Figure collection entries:
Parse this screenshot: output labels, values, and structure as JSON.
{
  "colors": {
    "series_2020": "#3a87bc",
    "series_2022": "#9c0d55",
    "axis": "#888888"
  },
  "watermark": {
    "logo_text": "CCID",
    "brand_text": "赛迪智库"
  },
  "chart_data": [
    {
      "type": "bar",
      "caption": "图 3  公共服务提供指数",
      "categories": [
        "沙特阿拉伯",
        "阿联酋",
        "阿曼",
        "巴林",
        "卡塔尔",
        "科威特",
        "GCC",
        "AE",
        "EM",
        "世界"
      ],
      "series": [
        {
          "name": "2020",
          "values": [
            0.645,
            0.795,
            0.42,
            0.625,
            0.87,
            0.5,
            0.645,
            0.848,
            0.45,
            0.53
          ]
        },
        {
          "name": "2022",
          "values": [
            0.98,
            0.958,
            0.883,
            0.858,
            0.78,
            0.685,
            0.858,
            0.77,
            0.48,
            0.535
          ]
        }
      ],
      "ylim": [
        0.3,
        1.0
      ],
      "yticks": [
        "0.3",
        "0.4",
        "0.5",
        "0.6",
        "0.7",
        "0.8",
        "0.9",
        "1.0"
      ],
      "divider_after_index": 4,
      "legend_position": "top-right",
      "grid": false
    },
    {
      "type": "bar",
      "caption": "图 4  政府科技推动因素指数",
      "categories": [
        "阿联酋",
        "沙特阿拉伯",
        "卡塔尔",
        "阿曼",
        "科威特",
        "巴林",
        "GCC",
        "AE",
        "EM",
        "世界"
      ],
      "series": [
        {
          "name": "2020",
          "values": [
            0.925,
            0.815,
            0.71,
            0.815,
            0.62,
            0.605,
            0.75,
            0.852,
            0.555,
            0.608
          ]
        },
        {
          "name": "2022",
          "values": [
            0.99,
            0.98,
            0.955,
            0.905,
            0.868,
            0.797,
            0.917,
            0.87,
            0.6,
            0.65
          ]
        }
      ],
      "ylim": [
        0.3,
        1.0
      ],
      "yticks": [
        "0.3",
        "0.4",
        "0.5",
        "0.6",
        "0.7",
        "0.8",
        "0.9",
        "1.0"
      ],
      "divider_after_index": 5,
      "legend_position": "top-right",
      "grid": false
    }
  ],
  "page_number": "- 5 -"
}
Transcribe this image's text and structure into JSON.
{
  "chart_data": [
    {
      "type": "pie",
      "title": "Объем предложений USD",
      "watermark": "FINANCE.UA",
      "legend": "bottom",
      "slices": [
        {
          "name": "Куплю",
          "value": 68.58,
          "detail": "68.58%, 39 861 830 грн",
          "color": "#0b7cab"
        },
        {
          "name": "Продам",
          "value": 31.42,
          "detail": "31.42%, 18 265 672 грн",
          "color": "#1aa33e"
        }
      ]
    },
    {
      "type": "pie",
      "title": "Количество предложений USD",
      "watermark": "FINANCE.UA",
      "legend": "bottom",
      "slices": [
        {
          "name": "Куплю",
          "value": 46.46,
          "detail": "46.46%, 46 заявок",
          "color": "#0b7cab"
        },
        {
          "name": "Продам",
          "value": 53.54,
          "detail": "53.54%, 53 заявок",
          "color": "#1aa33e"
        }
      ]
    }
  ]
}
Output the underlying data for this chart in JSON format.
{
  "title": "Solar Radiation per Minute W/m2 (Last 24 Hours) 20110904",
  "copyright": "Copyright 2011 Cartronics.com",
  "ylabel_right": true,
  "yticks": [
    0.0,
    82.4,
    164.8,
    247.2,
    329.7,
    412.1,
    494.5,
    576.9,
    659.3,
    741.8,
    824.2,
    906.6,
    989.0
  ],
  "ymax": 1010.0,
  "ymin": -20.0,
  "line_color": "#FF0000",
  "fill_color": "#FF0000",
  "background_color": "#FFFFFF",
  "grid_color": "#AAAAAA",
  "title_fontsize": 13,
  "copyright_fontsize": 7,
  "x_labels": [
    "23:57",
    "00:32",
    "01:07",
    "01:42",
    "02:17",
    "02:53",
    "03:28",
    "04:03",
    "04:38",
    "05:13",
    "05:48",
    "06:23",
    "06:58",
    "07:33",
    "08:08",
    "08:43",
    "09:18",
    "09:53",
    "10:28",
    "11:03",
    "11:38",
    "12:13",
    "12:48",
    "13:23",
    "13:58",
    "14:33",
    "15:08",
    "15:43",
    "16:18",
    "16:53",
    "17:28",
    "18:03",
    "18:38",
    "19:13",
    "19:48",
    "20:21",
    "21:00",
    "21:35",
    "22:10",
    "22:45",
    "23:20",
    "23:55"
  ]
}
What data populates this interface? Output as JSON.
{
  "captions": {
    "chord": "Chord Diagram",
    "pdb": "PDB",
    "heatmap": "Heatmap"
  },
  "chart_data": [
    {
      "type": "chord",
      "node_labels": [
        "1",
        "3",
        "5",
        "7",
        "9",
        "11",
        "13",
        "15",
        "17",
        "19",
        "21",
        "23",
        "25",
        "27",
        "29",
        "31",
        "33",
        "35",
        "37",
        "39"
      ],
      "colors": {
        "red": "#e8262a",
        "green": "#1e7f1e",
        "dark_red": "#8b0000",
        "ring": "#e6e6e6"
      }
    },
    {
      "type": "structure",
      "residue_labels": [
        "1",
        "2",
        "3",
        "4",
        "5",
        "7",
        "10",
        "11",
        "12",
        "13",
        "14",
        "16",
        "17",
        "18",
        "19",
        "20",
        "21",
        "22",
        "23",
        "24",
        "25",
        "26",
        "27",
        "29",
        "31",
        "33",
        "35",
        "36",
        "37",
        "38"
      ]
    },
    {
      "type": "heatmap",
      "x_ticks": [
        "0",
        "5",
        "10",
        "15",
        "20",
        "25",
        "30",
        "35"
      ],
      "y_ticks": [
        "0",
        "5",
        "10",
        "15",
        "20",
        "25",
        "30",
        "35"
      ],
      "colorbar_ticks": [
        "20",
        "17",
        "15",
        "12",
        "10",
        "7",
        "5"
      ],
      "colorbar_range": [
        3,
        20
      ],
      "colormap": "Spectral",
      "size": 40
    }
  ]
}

What the task asks: Write each line above out exactly.

Completed exercise:
Parse this screenshot: output labels, values, and structure as JSON.
{
  "colors": {
    "series_2020": "#3a87bc",
    "series_2022": "#9c0d55",
    "axis": "#888888"
  },
  "watermark": {
    "logo_text": "CCID",
    "brand_text": "赛迪智库"
  },
  "chart_data": [
    {
      "type": "bar",
      "caption": "图 3  公共服务提供指数",
      "categories": [
        "沙特阿拉伯",
        "阿联酋",
        "阿曼",
        "巴林",
        "卡塔尔",
        "科威特",
        "GCC",
        "AE",
        "EM",
        "世界"
      ],
      "series": [
        {
          "name": "2020",
          "values": [
            0.645,
            0.795,
            0.42,
            0.625,
            0.87,
            0.5,
            0.645,
            0.848,
            0.45,
            0.53
          ]
        },
        {
          "name": "2022",
          "values": [
            0.98,
            0.958,
            0.883,
            0.858,
            0.78,
            0.685,
            0.858,
            0.77,
            0.48,
            0.535
          ]
        }
      ],
      "ylim": [
        0.3,
        1.0
      ],
      "yticks": [
        "0.3",
        "0.4",
        "0.5",
        "0.6",
        "0.7",
        "0.8",
        "0.9",
        "1.0"
      ],
      "divider_after_index": 4,
      "legend_position": "top-right",
      "grid": false
    },
    {
      "type": "bar",
      "caption": "图 4  政府科技推动因素指数",
      "categories": [
        "阿联酋",
        "沙特阿拉伯",
        "卡塔尔",
        "阿曼",
        "科威特",
        "巴林",
        "GCC",
        "AE",
        "EM",
        "世界"
      ],
      "series": [
        {
          "name": "2020",
          "values": [
            0.925,
            0.815,
            0.71,
            0.815,
            0.62,
            0.605,
            0.75,
            0.852,
            0.555,
            0.608
          ]
        },
        {
          "name": "2022",
          "values": [
            0.99,
            0.98,
            0.955,
            0.905,
            0.868,
            0.797,
            0.917,
            0.87,
            0.6,
            0.65
          ]
        }
      ],
      "ylim": [
        0.3,
        1.0
      ],
      "yticks": [
        "0.3",
        "0.4",
        "0.5",
        "0.6",
        "0.7",
        "0.8",
        "0.9",
        "1.0"
      ],
      "divider_after_index": 5,
      "legend_position": "top-right",
      "grid": false
    }
  ],
  "page_number": "- 5 -"
}
Transcribe this image's text and structure into JSON.
{
  "chart_data": [
    {
      "type": "pie",
      "title": "Объем предложений USD",
      "watermark": "FINANCE.UA",
      "legend": "bottom",
      "slices": [
        {
          "name": "Куплю",
          "value": 68.58,
          "detail": "68.58%, 39 861 830 грн",
          "color": "#0b7cab"
        },
        {
          "name": "Продам",
          "value": 31.42,
          "detail": "31.42%, 18 265 672 грн",
          "color": "#1aa33e"
        }
      ]
    },
    {
      "type": "pie",
      "title": "Количество предложений USD",
      "watermark": "FINANCE.UA",
      "legend": "bottom",
      "slices": [
        {
          "name": "Куплю",
          "value": 46.46,
          "detail": "46.46%, 46 заявок",
          "color": "#0b7cab"
        },
        {
          "name": "Продам",
          "value": 53.54,
          "detail": "53.54%, 53 заявок",
          "color": "#1aa33e"
        }
      ]
    }
  ]
}
Output the underlying data for this chart in JSON format.
{
  "title": "Solar Radiation per Minute W/m2 (Last 24 Hours) 20110904",
  "copyright": "Copyright 2011 Cartronics.com",
  "ylabel_right": true,
  "yticks": [
    0.0,
    82.4,
    164.8,
    247.2,
    329.7,
    412.1,
    494.5,
    576.9,
    659.3,
    741.8,
    824.2,
    906.6,
    989.0
  ],
  "ymax": 1010.0,
  "ymin": -20.0,
  "line_color": "#FF0000",
  "fill_color": "#FF0000",
  "background_color": "#FFFFFF",
  "grid_color": "#AAAAAA",
  "title_fontsize": 13,
  "copyright_fontsize": 7,
  "x_labels": [
    "23:57",
    "00:32",
    "01:07",
    "01:42",
    "02:17",
    "02:53",
    "03:28",
    "04:03",
    "04:38",
    "05:13",
    "05:48",
    "06:23",
    "06:58",
    "07:33",
    "08:08",
    "08:43",
    "09:18",
    "09:53",
    "10:28",
    "11:03",
    "11:38",
    "12:13",
    "12:48",
    "13:23",
    "13:58",
    "14:33",
    "15:08",
    "15:43",
    "16:18",
    "16:53",
    "17:28",
    "18:03",
    "18:38",
    "19:13",
    "19:48",
    "20:21",
    "21:00",
    "21:35",
    "22:10",
    "22:45",
    "23:20",
    "23:55"
  ]
}
What data populates this interface? Output as JSON.
{
  "captions": {
    "chord": "Chord Diagram",
    "pdb": "PDB",
    "heatmap": "Heatmap"
  },
  "chart_data": [
    {
      "type": "chord",
      "node_labels": [
        "1",
        "3",
        "5",
        "7",
        "9",
        "11",
        "13",
        "15",
        "17",
        "19",
        "21",
        "23",
        "25",
        "27",
        "29",
        "31",
        "33",
        "35",
        "37",
        "39"
      ],
      "colors": {
        "red": "#e8262a",
        "green": "#1e7f1e",
        "dark_red": "#8b0000",
        "ring": "#e6e6e6"
      }
    },
    {
      "type": "structure",
      "residue_labels": [
        "1",
        "2",
        "3",
        "4",
        "5",
        "7",
        "10",
        "11",
        "12",
        "13",
        "14",
        "16",
        "17",
        "18",
        "19",
        "20",
        "21",
        "22",
        "23",
        "24",
        "25",
        "26",
        "27",
        "29",
        "31",
        "33",
        "35",
        "36",
        "37",
        "38"
      ]
    },
    {
      "type": "heatmap",
      "x_ticks": [
        "0",
        "5",
        "10",
        "15",
        "20",
        "25",
        "30",
        "35"
      ],
      "y_ticks": [
        "0",
        "5",
        "10",
        "15",
        "20",
        "25",
        "30",
        "35"
      ],
      "colorbar_ticks": [
        "20",
        "17",
        "15",
        "12",
        "10",
        "7",
        "5"
      ],
      "colorbar_range": [
        3,
        20
      ],
      "colormap": "Spectral",
      "size": 40
    }
  ]
}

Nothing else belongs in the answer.